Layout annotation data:
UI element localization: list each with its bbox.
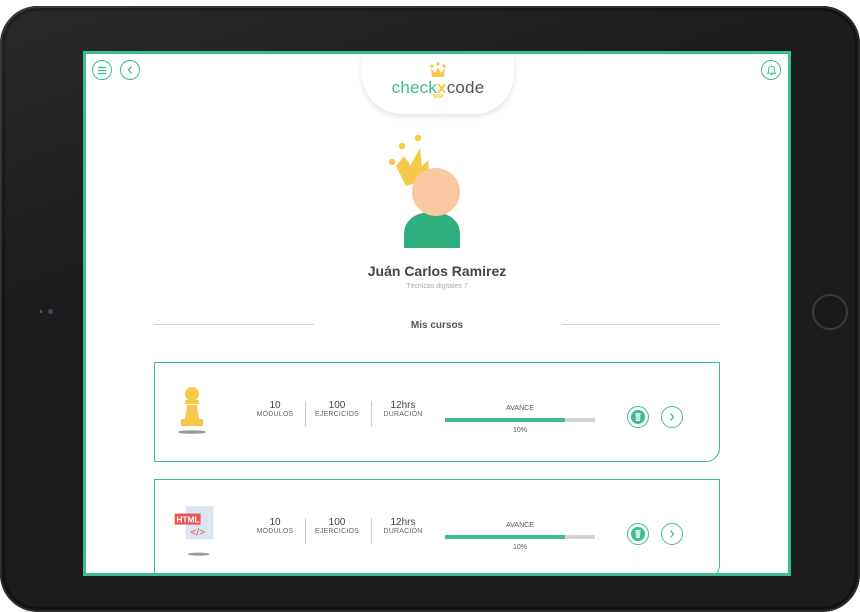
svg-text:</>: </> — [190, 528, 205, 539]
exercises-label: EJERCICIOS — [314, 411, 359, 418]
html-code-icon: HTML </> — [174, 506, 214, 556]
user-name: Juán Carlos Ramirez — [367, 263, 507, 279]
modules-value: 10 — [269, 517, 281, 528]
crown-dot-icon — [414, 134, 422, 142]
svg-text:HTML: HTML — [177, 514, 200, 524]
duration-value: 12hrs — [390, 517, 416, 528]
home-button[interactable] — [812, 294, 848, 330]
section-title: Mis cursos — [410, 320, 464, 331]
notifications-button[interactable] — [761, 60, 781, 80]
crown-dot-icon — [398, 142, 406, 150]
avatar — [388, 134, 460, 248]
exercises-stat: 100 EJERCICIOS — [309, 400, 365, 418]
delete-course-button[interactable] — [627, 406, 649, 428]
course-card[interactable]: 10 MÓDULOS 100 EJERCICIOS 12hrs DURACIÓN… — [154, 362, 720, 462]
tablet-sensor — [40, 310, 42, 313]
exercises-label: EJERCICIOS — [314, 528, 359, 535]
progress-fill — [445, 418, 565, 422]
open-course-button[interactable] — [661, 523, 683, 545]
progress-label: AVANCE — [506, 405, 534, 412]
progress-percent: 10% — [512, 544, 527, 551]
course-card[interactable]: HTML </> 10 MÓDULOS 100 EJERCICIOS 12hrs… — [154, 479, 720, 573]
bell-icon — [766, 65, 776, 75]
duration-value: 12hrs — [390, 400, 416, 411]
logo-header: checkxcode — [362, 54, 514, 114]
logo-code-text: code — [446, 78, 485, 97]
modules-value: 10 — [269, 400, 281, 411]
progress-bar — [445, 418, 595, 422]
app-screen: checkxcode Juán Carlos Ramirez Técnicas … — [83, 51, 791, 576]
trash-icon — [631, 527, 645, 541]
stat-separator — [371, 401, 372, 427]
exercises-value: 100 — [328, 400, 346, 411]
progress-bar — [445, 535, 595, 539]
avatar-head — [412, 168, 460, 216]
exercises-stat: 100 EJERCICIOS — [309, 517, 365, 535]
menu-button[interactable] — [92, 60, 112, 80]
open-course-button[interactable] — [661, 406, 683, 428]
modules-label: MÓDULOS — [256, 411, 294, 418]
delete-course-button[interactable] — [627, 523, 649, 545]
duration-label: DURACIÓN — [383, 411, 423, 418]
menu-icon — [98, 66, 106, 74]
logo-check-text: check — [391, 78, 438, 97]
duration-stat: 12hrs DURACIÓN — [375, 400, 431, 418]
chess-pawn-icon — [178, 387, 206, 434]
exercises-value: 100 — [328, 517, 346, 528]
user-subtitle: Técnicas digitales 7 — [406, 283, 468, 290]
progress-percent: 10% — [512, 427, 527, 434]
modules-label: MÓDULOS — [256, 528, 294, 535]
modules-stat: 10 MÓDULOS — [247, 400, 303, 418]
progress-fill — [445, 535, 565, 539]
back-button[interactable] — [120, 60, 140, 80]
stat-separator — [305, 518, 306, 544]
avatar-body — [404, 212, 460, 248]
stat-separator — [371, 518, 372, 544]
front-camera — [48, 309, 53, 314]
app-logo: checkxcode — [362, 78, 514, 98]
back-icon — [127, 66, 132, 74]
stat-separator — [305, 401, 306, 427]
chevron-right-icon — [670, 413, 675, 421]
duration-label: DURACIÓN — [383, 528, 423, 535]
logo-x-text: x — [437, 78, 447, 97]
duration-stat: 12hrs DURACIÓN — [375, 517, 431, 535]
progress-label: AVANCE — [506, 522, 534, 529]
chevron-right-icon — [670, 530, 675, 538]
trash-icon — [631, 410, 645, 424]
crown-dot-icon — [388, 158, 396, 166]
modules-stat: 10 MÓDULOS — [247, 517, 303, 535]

Aim of the exercise: Gather every line of the data above that contains the string "text", matching case exactly.

Response to the task:
svg-text:</>: </> — [190, 528, 205, 539]
svg-text:HTML: HTML — [177, 514, 200, 524]
logo-code-text: code — [446, 78, 485, 97]
logo-check-text: check — [391, 78, 438, 97]
logo-x-text: x — [437, 78, 447, 97]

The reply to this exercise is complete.